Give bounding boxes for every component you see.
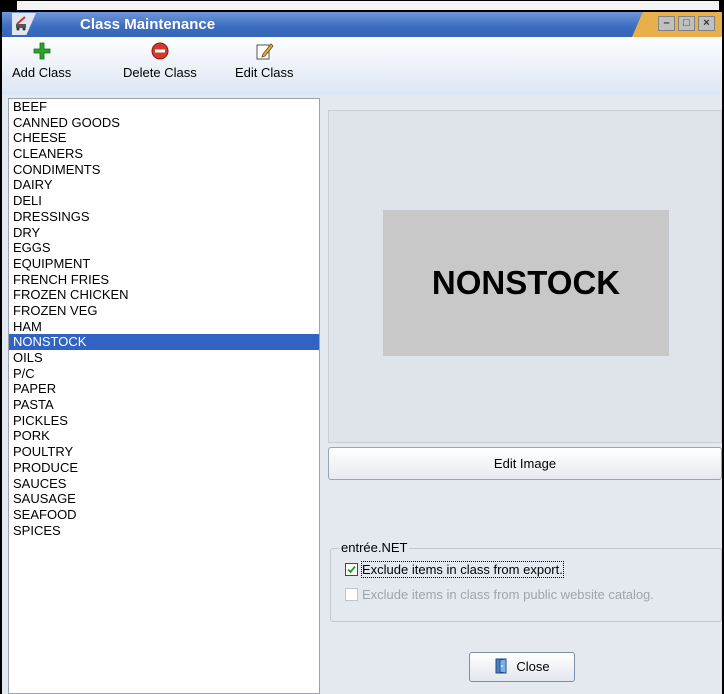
- window-controls: – □ ×: [632, 12, 722, 37]
- class-list-item[interactable]: FROZEN CHICKEN: [9, 287, 319, 303]
- class-list-item[interactable]: SAUSAGE: [9, 491, 319, 507]
- exclude-website-checkbox: Exclude items in class from public websi…: [345, 587, 654, 602]
- class-list-item[interactable]: CANNED GOODS: [9, 115, 319, 131]
- class-list-item[interactable]: POULTRY: [9, 444, 319, 460]
- toolbar: Add Class Delete Class Edit Class: [2, 37, 722, 96]
- checkbox-box-disabled: [345, 588, 358, 601]
- class-list-item[interactable]: PAPER: [9, 381, 319, 397]
- add-class-button[interactable]: Add Class: [12, 41, 71, 80]
- class-list-item[interactable]: NONSTOCK: [9, 334, 319, 350]
- title-bar[interactable]: Class Maintenance – □ ×: [2, 12, 722, 37]
- class-list[interactable]: BEEF CANNED GOODS CHEESE CLEANERS CONDIMENTS…: [8, 98, 320, 694]
- class-list-item[interactable]: CONDIMENTS: [9, 162, 319, 178]
- class-list-item[interactable]: CLEANERS: [9, 146, 319, 162]
- class-list-item[interactable]: PICKLES: [9, 413, 319, 429]
- window-title: Class Maintenance: [80, 16, 216, 33]
- edit-image-button[interactable]: Edit Image: [328, 447, 722, 480]
- class-list-item[interactable]: EGGS: [9, 240, 319, 256]
- exclude-website-label: Exclude items in class from public websi…: [362, 587, 654, 602]
- background-strip: [16, 0, 720, 11]
- exclude-export-checkbox[interactable]: Exclude items in class from export.: [345, 561, 564, 578]
- delete-circle-icon: [151, 42, 169, 60]
- class-list-item[interactable]: BEEF: [9, 99, 319, 115]
- checkbox-box[interactable]: [345, 563, 358, 576]
- class-list-item[interactable]: P/C: [9, 366, 319, 382]
- checkmark-icon: [347, 565, 356, 574]
- entree-net-group: entrée.NET Exclude items in class from e…: [330, 540, 722, 622]
- delete-class-button[interactable]: Delete Class: [123, 41, 197, 80]
- class-list-item[interactable]: OILS: [9, 350, 319, 366]
- maximize-icon[interactable]: □: [678, 16, 695, 31]
- edit-pencil-icon: [256, 43, 274, 60]
- edit-class-label: Edit Class: [235, 65, 294, 80]
- add-class-label: Add Class: [12, 65, 72, 80]
- group-legend: entrée.NET: [339, 540, 410, 555]
- class-list-item[interactable]: PRODUCE: [9, 460, 319, 476]
- plus-icon: [33, 42, 51, 60]
- class-list-item[interactable]: FRENCH FRIES: [9, 272, 319, 288]
- door-exit-icon: [495, 658, 507, 674]
- class-list-item[interactable]: PORK: [9, 428, 319, 444]
- close-button[interactable]: Close: [469, 652, 575, 682]
- class-list-item[interactable]: SAUCES: [9, 476, 319, 492]
- class-list-item[interactable]: FROZEN VEG: [9, 303, 319, 319]
- class-list-item[interactable]: SEAFOOD: [9, 507, 319, 523]
- exclude-export-label: Exclude items in class from export.: [361, 561, 564, 578]
- app-window: Class Maintenance – □ × Add Class Delete…: [0, 0, 724, 694]
- class-list-item[interactable]: SPICES: [9, 523, 319, 539]
- class-list-item[interactable]: HAM: [9, 319, 319, 335]
- content-area: BEEF CANNED GOODS CHEESE CLEANERS CONDIMENTS…: [2, 95, 722, 694]
- class-list-item[interactable]: DELI: [9, 193, 319, 209]
- edit-class-button[interactable]: Edit Class: [235, 41, 294, 80]
- delete-class-label: Delete Class: [123, 65, 197, 80]
- class-list-item[interactable]: EQUIPMENT: [9, 256, 319, 272]
- class-image: NONSTOCK: [383, 210, 669, 356]
- app-icon: [12, 13, 36, 35]
- minimize-icon[interactable]: –: [658, 16, 675, 31]
- image-panel: NONSTOCK: [328, 110, 722, 443]
- class-list-item[interactable]: CHEESE: [9, 130, 319, 146]
- close-window-icon[interactable]: ×: [698, 16, 715, 31]
- class-list-item[interactable]: PASTA: [9, 397, 319, 413]
- class-list-item[interactable]: DRESSINGS: [9, 209, 319, 225]
- class-list-item[interactable]: DAIRY: [9, 177, 319, 193]
- close-button-label: Close: [516, 659, 550, 674]
- class-list-item[interactable]: DRY: [9, 225, 319, 241]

------------------------------------------------

Rewrite the data above as a JSON list of strings, one string for each line and no entries for blank lines, and leave the pictures out.

◆ **ANSWER TO THE PROBLEM**:
[
  "Give bounding boxes for every component you see.",
  "- window-controls: – □ ×: [632, 12, 722, 37]",
  "- class-list-item[interactable]: FROZEN CHICKEN: [9, 287, 319, 303]",
  "- class-list-item[interactable]: SAUSAGE: [9, 491, 319, 507]",
  "- exclude-website-checkbox: Exclude items in class from public websi…: [345, 587, 654, 602]",
  "- class-list-item[interactable]: CANNED GOODS: [9, 115, 319, 131]",
  "- class-list-item[interactable]: POULTRY: [9, 444, 319, 460]",
  "- toolbar: Add Class Delete Class Edit Class: [2, 37, 722, 96]",
  "- checkbox-box-disabled: [345, 588, 358, 601]",
  "- class-list-item[interactable]: PAPER: [9, 381, 319, 397]",
  "- add-class-button[interactable]: Add Class: [12, 41, 71, 80]",
  "- class-list-item[interactable]: NONSTOCK: [9, 334, 319, 350]",
  "- title-bar[interactable]: Class Maintenance – □ ×: [2, 12, 722, 37]",
  "- class-list[interactable]: BEEF CANNED GOODS CHEESE CLEANERS CONDIMENTS…: [8, 98, 320, 694]",
  "- class-list-item[interactable]: CONDIMENTS: [9, 162, 319, 178]",
  "- class-list-item[interactable]: CLEANERS: [9, 146, 319, 162]",
  "- class-list-item[interactable]: PICKLES: [9, 413, 319, 429]",
  "- window-title: Class Maintenance: [80, 16, 216, 33]",
  "- edit-image-button[interactable]: Edit Image: [328, 447, 722, 480]",
  "- class-list-item[interactable]: EGGS: [9, 240, 319, 256]",
  "- exclude-website-label: Exclude items in class from public websi…: [362, 587, 654, 602]",
  "- background-strip: [16, 0, 720, 11]",
  "- exclude-export-checkbox[interactable]: Exclude items in class from export.: [345, 561, 564, 578]",
  "- delete-circle-icon: [151, 42, 169, 60]",
  "- class-list-item[interactable]: BEEF: [9, 99, 319, 115]",
  "- checkbox-box[interactable]: [345, 563, 358, 576]",
  "- class-list-item[interactable]: P/C: [9, 366, 319, 382]",
  "- checkmark-icon: [347, 565, 356, 574]",
  "- entree-net-group: entrée.NET Exclude items in class from e…: [330, 540, 722, 622]",
  "- delete-class-button[interactable]: Delete Class: [123, 41, 197, 80]",
  "- class-list-item[interactable]: OILS: [9, 350, 319, 366]",
  "- maximize-icon[interactable]: □: [678, 16, 695, 31]",
  "- edit-pencil-icon: [256, 43, 274, 60]",
  "- edit-class-label: Edit Class: [235, 65, 294, 80]",
  "- add-class-label: Add Class: [12, 65, 72, 80]",
  "- group-legend: entrée.NET: [339, 540, 410, 555]",
  "- class-list-item[interactable]: PRODUCE: [9, 460, 319, 476]",
  "- plus-icon: [33, 42, 51, 60]",
  "- class-list-item[interactable]: FRENCH FRIES: [9, 272, 319, 288]",
  "- door-exit-icon: [495, 658, 507, 674]",
  "- class-list-item[interactable]: PORK: [9, 428, 319, 444]",
  "- close-button[interactable]: Close: [469, 652, 575, 682]",
  "- class-list-item[interactable]: SAUCES: [9, 476, 319, 492]",
  "- class-list-item[interactable]: FROZEN VEG: [9, 303, 319, 319]",
  "- class-list-item[interactable]: SEAFOOD: [9, 507, 319, 523]",
  "- exclude-export-label: Exclude items in class from export.: [361, 561, 564, 578]",
  "- app-window: Class Maintenance – □ × Add Class Delete…: [0, 0, 724, 694]",
  "- class-list-item[interactable]: SPICES: [9, 523, 319, 539]",
  "- class-list-item[interactable]: HAM: [9, 319, 319, 335]",
  "- content-area: BEEF CANNED GOODS CHEESE CLEANERS CONDIMENTS…: [2, 95, 722, 694]",
  "- class-list-item[interactable]: DELI: [9, 193, 319, 209]",
  "- edit-class-button[interactable]: Edit Class: [235, 41, 294, 80]",
  "- delete-class-label: Delete Class: [123, 65, 197, 80]",
  "- class-list-item[interactable]: EQUIPMENT: [9, 256, 319, 272]",
  "- class-image: NONSTOCK: [383, 210, 669, 356]",
  "- app-icon: [12, 13, 36, 35]",
  "- minimize-icon[interactable]: –: [658, 16, 675, 31]",
  "- image-panel: NONSTOCK: [328, 110, 722, 443]",
  "- class-list-item[interactable]: CHEESE: [9, 130, 319, 146]",
  "- close-window-icon[interactable]: ×: [698, 16, 715, 31]",
  "- class-list-item[interactable]: PASTA: [9, 397, 319, 413]",
  "- class-list-item[interactable]: DRESSINGS: [9, 209, 319, 225]",
  "- class-list-item[interactable]: DAIRY: [9, 177, 319, 193]",
  "- close-button-label: Close: [516, 659, 550, 674]",
  "- class-list-item[interactable]: DRY: [9, 225, 319, 241]"
]